:: Data entries ::
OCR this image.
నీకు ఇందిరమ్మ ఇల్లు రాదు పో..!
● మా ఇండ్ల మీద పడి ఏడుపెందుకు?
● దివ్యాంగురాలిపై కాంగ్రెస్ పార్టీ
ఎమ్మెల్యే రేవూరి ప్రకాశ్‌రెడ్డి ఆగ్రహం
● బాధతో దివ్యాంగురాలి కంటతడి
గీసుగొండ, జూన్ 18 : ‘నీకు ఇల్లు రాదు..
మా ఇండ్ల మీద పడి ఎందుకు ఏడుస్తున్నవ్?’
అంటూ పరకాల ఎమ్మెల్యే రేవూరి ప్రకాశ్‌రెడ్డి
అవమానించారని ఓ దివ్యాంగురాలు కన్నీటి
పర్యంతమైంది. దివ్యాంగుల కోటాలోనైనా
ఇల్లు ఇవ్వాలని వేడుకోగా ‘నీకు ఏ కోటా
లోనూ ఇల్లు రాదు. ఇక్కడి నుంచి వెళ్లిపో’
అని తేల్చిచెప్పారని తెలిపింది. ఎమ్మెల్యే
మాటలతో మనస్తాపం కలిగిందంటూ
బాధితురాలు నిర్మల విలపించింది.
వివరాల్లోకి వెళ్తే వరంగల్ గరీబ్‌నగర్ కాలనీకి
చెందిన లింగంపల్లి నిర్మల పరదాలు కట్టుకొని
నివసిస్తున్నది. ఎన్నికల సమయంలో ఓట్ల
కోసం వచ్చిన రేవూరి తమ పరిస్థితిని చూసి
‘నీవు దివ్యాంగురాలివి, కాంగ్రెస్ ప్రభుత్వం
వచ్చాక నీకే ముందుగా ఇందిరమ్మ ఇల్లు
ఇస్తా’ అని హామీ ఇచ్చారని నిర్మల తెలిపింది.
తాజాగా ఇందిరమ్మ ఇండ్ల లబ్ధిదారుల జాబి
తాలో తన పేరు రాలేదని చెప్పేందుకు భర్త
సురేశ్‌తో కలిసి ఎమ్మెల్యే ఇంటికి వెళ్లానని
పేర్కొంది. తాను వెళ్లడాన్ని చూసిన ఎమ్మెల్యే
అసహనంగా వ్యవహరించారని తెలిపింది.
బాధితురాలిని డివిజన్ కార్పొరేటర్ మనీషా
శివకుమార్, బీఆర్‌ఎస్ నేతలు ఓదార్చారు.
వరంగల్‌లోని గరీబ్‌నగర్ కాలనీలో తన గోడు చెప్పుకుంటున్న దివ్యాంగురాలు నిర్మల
:::
### Exercise requirements
All of the entries above should be written out again exactly.

### Result of this exercise
OCR this image.
నీకు ఇందిరమ్మ ఇల్లు రాదు పో..!
● మా ఇండ్ల మీద పడి ఏడుపెందుకు?
● దివ్యాంగురాలిపై కాంగ్రెస్ పార్టీ
ఎమ్మెల్యే రేవూరి ప్రకాశ్‌రెడ్డి ఆగ్రహం
● బాధతో దివ్యాంగురాలి కంటతడి
గీసుగొండ, జూన్ 18 : ‘నీకు ఇల్లు రాదు..
మా ఇండ్ల మీద పడి ఎందుకు ఏడుస్తున్నవ్?’
అంటూ పరకాల ఎమ్మెల్యే రేవూరి ప్రకాశ్‌రెడ్డి
అవమానించారని ఓ దివ్యాంగురాలు కన్నీటి
పర్యంతమైంది. దివ్యాంగుల కోటాలోనైనా
ఇల్లు ఇవ్వాలని వేడుకోగా ‘నీకు ఏ కోటా
లోనూ ఇల్లు రాదు. ఇక్కడి నుంచి వెళ్లిపో’
అని తేల్చిచెప్పారని తెలిపింది. ఎమ్మెల్యే
మాటలతో మనస్తాపం కలిగిందంటూ
బాధితురాలు నిర్మల విలపించింది.
వివరాల్లోకి వెళ్తే వరంగల్ గరీబ్‌నగర్ కాలనీకి
చెందిన లింగంపల్లి నిర్మల పరదాలు కట్టుకొని
నివసిస్తున్నది. ఎన్నికల సమయంలో ఓట్ల
కోసం వచ్చిన రేవూరి తమ పరిస్థితిని చూసి
‘నీవు దివ్యాంగురాలివి, కాంగ్రెస్ ప్రభుత్వం
వచ్చాక నీకే ముందుగా ఇందిరమ్మ ఇల్లు
ఇస్తా’ అని హామీ ఇచ్చారని నిర్మల తెలిపింది.
తాజాగా ఇందిరమ్మ ఇండ్ల లబ్ధిదారుల జాబి
తాలో తన పేరు రాలేదని చెప్పేందుకు భర్త
సురేశ్‌తో కలిసి ఎమ్మెల్యే ఇంటికి వెళ్లానని
పేర్కొంది. తాను వెళ్లడాన్ని చూసిన ఎమ్మెల్యే
అసహనంగా వ్యవహరించారని తెలిపింది.
బాధితురాలిని డివిజన్ కార్పొరేటర్ మనీషా
శివకుమార్, బీఆర్‌ఎస్ నేతలు ఓదార్చారు.
వరంగల్‌లోని గరీబ్‌నగర్ కాలనీలో తన గోడు చెప్పుకుంటున్న దివ్యాంగురాలు నిర్మల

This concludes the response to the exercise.